What the exercise asks. Return every line of the material exactly.

Material supplied.
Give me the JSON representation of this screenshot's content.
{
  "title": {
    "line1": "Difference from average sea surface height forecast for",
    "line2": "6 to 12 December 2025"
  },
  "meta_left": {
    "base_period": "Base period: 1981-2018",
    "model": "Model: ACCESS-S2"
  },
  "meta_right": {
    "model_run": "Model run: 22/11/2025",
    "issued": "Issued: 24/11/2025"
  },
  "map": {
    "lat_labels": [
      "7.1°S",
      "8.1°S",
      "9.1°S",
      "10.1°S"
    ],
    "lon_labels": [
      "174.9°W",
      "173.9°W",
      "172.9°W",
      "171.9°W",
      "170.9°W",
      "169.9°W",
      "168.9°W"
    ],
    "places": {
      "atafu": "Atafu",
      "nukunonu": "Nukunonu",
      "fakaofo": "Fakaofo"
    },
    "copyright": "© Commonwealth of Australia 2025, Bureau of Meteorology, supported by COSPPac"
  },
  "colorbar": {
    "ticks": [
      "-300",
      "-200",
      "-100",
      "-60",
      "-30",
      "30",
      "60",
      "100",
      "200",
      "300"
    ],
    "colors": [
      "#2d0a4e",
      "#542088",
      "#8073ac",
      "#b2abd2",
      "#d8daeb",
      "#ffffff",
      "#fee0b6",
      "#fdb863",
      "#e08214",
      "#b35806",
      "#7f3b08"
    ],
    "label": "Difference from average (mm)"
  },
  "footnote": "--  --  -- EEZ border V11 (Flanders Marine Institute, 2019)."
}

Solution.
Give me the JSON representation of this screenshot's content.
{
  "title": {
    "line1": "Difference from average sea surface height forecast for",
    "line2": "6 to 12 December 2025"
  },
  "meta_left": {
    "base_period": "Base period: 1981-2018",
    "model": "Model: ACCESS-S2"
  },
  "meta_right": {
    "model_run": "Model run: 22/11/2025",
    "issued": "Issued: 24/11/2025"
  },
  "map": {
    "lat_labels": [
      "7.1°S",
      "8.1°S",
      "9.1°S",
      "10.1°S"
    ],
    "lon_labels": [
      "174.9°W",
      "173.9°W",
      "172.9°W",
      "171.9°W",
      "170.9°W",
      "169.9°W",
      "168.9°W"
    ],
    "places": {
      "atafu": "Atafu",
      "nukunonu": "Nukunonu",
      "fakaofo": "Fakaofo"
    },
    "copyright": "© Commonwealth of Australia 2025, Bureau of Meteorology, supported by COSPPac"
  },
  "colorbar": {
    "ticks": [
      "-300",
      "-200",
      "-100",
      "-60",
      "-30",
      "30",
      "60",
      "100",
      "200",
      "300"
    ],
    "colors": [
      "#2d0a4e",
      "#542088",
      "#8073ac",
      "#b2abd2",
      "#d8daeb",
      "#ffffff",
      "#fee0b6",
      "#fdb863",
      "#e08214",
      "#b35806",
      "#7f3b08"
    ],
    "label": "Difference from average (mm)"
  },
  "footnote": "--  --  -- EEZ border V11 (Flanders Marine Institute, 2019)."
}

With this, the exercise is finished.